(begin)

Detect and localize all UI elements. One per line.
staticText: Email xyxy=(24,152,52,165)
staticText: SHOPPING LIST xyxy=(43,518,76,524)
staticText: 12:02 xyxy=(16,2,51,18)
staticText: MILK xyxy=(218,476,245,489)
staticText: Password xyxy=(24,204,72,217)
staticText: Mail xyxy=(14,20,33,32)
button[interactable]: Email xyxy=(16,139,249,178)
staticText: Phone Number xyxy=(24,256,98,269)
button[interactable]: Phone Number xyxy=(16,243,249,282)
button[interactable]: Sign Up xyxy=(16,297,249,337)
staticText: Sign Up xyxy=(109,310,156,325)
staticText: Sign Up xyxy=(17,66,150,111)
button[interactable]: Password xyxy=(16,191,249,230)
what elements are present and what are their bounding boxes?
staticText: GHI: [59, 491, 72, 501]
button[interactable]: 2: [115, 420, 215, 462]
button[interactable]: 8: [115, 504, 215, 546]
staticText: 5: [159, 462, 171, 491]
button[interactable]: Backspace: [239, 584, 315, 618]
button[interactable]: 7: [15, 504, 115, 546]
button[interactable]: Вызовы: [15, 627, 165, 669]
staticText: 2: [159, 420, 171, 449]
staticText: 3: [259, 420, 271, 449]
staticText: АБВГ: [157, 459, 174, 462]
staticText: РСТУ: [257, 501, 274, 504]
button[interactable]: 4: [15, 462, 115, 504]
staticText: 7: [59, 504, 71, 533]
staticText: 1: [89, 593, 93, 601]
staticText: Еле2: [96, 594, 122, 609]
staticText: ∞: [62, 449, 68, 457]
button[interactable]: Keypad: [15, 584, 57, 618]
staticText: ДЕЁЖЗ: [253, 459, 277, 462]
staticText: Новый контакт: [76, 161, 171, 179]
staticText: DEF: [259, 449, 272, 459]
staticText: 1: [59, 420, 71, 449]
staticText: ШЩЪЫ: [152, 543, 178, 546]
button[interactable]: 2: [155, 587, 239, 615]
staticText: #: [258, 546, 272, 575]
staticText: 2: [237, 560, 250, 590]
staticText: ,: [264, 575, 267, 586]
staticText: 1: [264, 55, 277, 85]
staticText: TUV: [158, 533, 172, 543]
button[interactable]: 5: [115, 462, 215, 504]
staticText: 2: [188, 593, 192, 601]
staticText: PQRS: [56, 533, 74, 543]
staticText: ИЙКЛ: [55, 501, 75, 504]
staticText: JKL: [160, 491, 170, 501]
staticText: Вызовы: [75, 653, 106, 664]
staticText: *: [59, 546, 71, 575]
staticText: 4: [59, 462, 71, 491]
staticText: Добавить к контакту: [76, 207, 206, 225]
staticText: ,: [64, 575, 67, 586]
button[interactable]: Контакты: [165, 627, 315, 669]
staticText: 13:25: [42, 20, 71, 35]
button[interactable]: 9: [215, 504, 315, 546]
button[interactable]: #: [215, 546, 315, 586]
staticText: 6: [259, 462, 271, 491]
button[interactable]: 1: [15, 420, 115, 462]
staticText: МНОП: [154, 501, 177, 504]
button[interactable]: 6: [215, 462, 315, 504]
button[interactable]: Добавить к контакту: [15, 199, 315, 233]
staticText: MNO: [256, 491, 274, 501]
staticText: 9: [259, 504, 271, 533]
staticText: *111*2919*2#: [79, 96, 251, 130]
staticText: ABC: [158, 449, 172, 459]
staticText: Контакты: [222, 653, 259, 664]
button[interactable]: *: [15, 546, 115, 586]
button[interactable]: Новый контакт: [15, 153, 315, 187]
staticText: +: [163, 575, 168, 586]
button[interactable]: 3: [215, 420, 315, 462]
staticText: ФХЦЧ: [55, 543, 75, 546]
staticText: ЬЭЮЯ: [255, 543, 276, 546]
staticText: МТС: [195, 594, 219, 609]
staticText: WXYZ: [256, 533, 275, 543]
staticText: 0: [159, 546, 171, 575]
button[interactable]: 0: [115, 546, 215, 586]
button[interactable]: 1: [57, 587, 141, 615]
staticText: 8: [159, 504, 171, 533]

(end)

> **Directions**
Reproduce every line of the material above verbatim, preserving its order, spacing and punctuation.

> **Correct answer**
Detect and localize all UI elements. One per line.
staticText: Email xyxy=(24,152,52,165)
staticText: SHOPPING LIST xyxy=(43,518,76,524)
staticText: 12:02 xyxy=(16,2,51,18)
staticText: MILK xyxy=(218,476,245,489)
staticText: Password xyxy=(24,204,72,217)
staticText: Mail xyxy=(14,20,33,32)
button[interactable]: Email xyxy=(16,139,249,178)
staticText: Phone Number xyxy=(24,256,98,269)
button[interactable]: Phone Number xyxy=(16,243,249,282)
button[interactable]: Sign Up xyxy=(16,297,249,337)
staticText: Sign Up xyxy=(109,310,156,325)
staticText: Sign Up xyxy=(17,66,150,111)
button[interactable]: Password xyxy=(16,191,249,230)
what elements are present and what are their bounding boxes?
staticText: GHI: [59, 491, 72, 501]
button[interactable]: 2: [115, 420, 215, 462]
button[interactable]: 8: [115, 504, 215, 546]
staticText: 5: [159, 462, 171, 491]
button[interactable]: Backspace: [239, 584, 315, 618]
button[interactable]: 7: [15, 504, 115, 546]
button[interactable]: Вызовы: [15, 627, 165, 669]
staticText: 2: [159, 420, 171, 449]
staticText: 3: [259, 420, 271, 449]
staticText: АБВГ: [157, 459, 174, 462]
staticText: РСТУ: [257, 501, 274, 504]
button[interactable]: 4: [15, 462, 115, 504]
staticText: 7: [59, 504, 71, 533]
staticText: 1: [89, 593, 93, 601]
staticText: Еле2: [96, 594, 122, 609]
staticText: ∞: [62, 449, 68, 457]
button[interactable]: Keypad: [15, 584, 57, 618]
staticText: ДЕЁЖЗ: [253, 459, 277, 462]
staticText: Новый контакт: [76, 161, 171, 179]
staticText: DEF: [259, 449, 272, 459]
staticText: 1: [59, 420, 71, 449]
staticText: ШЩЪЫ: [152, 543, 178, 546]
button[interactable]: 2: [155, 587, 239, 615]
staticText: #: [258, 546, 272, 575]
staticText: 2: [237, 560, 250, 590]
staticText: ,: [264, 575, 267, 586]
staticText: 1: [264, 55, 277, 85]
staticText: TUV: [158, 533, 172, 543]
button[interactable]: 5: [115, 462, 215, 504]
staticText: 2: [188, 593, 192, 601]
staticText: PQRS: [56, 533, 74, 543]
staticText: ИЙКЛ: [55, 501, 75, 504]
staticText: JKL: [160, 491, 170, 501]
staticText: Вызовы: [75, 653, 106, 664]
staticText: *: [59, 546, 71, 575]
staticText: 4: [59, 462, 71, 491]
staticText: Добавить к контакту: [76, 207, 206, 225]
staticText: ,: [64, 575, 67, 586]
button[interactable]: Контакты: [165, 627, 315, 669]
staticText: 13:25: [42, 20, 71, 35]
button[interactable]: 9: [215, 504, 315, 546]
button[interactable]: #: [215, 546, 315, 586]
staticText: 6: [259, 462, 271, 491]
button[interactable]: 1: [15, 420, 115, 462]
staticText: МНОП: [154, 501, 177, 504]
button[interactable]: 6: [215, 462, 315, 504]
button[interactable]: Добавить к контакту: [15, 199, 315, 233]
staticText: MNO: [256, 491, 274, 501]
staticText: 9: [259, 504, 271, 533]
staticText: *111*2919*2#: [79, 96, 251, 130]
staticText: ABC: [158, 449, 172, 459]
staticText: Контакты: [222, 653, 259, 664]
button[interactable]: *: [15, 546, 115, 586]
button[interactable]: Новый контакт: [15, 153, 315, 187]
staticText: +: [163, 575, 168, 586]
button[interactable]: 3: [215, 420, 315, 462]
staticText: ФХЦЧ: [55, 543, 75, 546]
staticText: ЬЭЮЯ: [255, 543, 276, 546]
staticText: МТС: [195, 594, 219, 609]
staticText: WXYZ: [256, 533, 275, 543]
staticText: 0: [159, 546, 171, 575]
button[interactable]: 0: [115, 546, 215, 586]
button[interactable]: 1: [57, 587, 141, 615]
staticText: 8: [159, 504, 171, 533]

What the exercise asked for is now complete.